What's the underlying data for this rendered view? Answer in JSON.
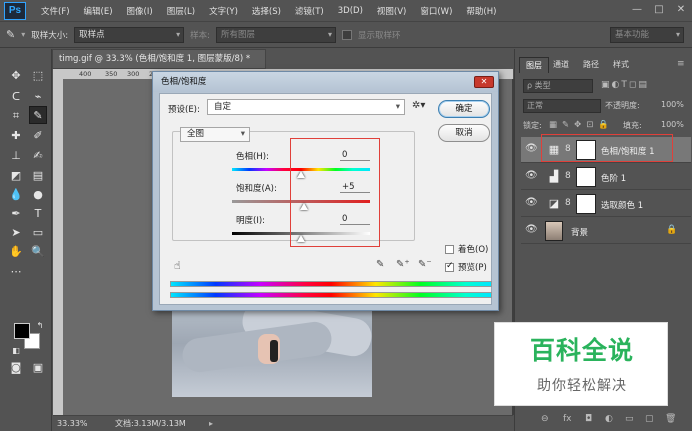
{
  "menubar": {
    "logo": "Ps",
    "items": [
      "文件(F)",
      "编辑(E)",
      "图像(I)",
      "图层(L)",
      "文字(Y)",
      "选择(S)",
      "滤镜(T)",
      "3D(D)",
      "视图(V)",
      "窗口(W)",
      "帮助(H)"
    ],
    "window_controls": [
      "—",
      "□",
      "✕"
    ]
  },
  "options": {
    "sample_size_label": "取样大小:",
    "sample_size_value": "取样点",
    "sample_label": "样本:",
    "sample_value": "所有图层",
    "show_ring_label": "显示取样环",
    "workspace": "基本功能"
  },
  "document": {
    "tab_title": "timg.gif @ 33.3% (色相/饱和度 1, 图层蒙版/8) *",
    "ruler_ticks": [
      "400",
      "350",
      "300",
      "250"
    ],
    "zoom": "33.33%",
    "doc_size": "文档:3.13M/3.13M"
  },
  "dialog": {
    "title": "色相/饱和度",
    "preset_label": "预设(E):",
    "preset_value": "自定",
    "ok": "确定",
    "cancel": "取消",
    "edit_range": "全图",
    "hue_label": "色相(H):",
    "hue_value": "0",
    "saturation_label": "饱和度(A):",
    "saturation_value": "+5",
    "lightness_label": "明度(I):",
    "lightness_value": "0",
    "colorize_label": "着色(O)",
    "preview_label": "预览(P)",
    "colorize_checked": false,
    "preview_checked": true,
    "hue_level": 0.5,
    "saturation_level": 0.52,
    "lightness_level": 0.5
  },
  "layers_panel": {
    "tabs": [
      "图层",
      "通道",
      "路径",
      "样式"
    ],
    "filter_kind": "ρ 类型",
    "blend_mode": "正常",
    "opacity_label": "不透明度:",
    "opacity_value": "100%",
    "lock_label": "锁定:",
    "fill_label": "填充:",
    "fill_value": "100%",
    "layers": [
      {
        "name": "色相/饱和度 1",
        "selected": true
      },
      {
        "name": "色阶 1",
        "selected": false
      },
      {
        "name": "选取颜色 1",
        "selected": false
      },
      {
        "name": "背景",
        "selected": false
      }
    ],
    "footer_icons": [
      "link-icon",
      "fx-icon",
      "mask-icon",
      "adjustment-icon",
      "folder-icon",
      "new-layer-icon",
      "trash-icon"
    ],
    "footer_glyphs": [
      "⊖",
      "fx",
      "◘",
      "◐",
      "▭",
      "▢",
      "🗑"
    ]
  },
  "watermark": {
    "main": "百科全说",
    "sub": "助你轻松解决"
  },
  "colors": {
    "highlight_border": "#e0403a",
    "watermark_green": "#2ab35c"
  }
}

* * *

▶ [The request] Select from the material above each line in which the string "true" appears, and list those lines.

▶ [Answer to this exercise]
    "preview_checked": true,
        "selected": true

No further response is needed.